**GIVEN INSTRUCTION:**
Write out each entry again. Keep every word exactly as it is.

**ENTRIES:**

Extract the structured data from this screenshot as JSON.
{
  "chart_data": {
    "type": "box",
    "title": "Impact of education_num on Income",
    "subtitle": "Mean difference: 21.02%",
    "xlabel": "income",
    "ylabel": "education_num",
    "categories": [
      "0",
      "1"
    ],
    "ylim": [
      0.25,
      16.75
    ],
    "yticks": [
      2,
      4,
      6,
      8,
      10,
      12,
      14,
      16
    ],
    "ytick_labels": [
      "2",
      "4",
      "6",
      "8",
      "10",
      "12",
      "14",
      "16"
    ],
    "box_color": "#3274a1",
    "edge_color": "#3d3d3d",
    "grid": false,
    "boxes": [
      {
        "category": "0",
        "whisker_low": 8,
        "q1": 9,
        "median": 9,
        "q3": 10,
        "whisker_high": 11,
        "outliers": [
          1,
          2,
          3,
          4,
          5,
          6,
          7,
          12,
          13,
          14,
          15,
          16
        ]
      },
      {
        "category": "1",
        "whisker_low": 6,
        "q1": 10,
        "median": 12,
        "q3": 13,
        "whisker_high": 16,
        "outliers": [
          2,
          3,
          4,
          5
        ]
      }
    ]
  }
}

**TASK SOLUTION:**
Extract the structured data from this screenshot as JSON.
{
  "chart_data": {
    "type": "box",
    "title": "Impact of education_num on Income",
    "subtitle": "Mean difference: 21.02%",
    "xlabel": "income",
    "ylabel": "education_num",
    "categories": [
      "0",
      "1"
    ],
    "ylim": [
      0.25,
      16.75
    ],
    "yticks": [
      2,
      4,
      6,
      8,
      10,
      12,
      14,
      16
    ],
    "ytick_labels": [
      "2",
      "4",
      "6",
      "8",
      "10",
      "12",
      "14",
      "16"
    ],
    "box_color": "#3274a1",
    "edge_color": "#3d3d3d",
    "grid": false,
    "boxes": [
      {
        "category": "0",
        "whisker_low": 8,
        "q1": 9,
        "median": 9,
        "q3": 10,
        "whisker_high": 11,
        "outliers": [
          1,
          2,
          3,
          4,
          5,
          6,
          7,
          12,
          13,
          14,
          15,
          16
        ]
      },
      {
        "category": "1",
        "whisker_low": 6,
        "q1": 10,
        "median": 12,
        "q3": 13,
        "whisker_high": 16,
        "outliers": [
          2,
          3,
          4,
          5
        ]
      }
    ]
  }
}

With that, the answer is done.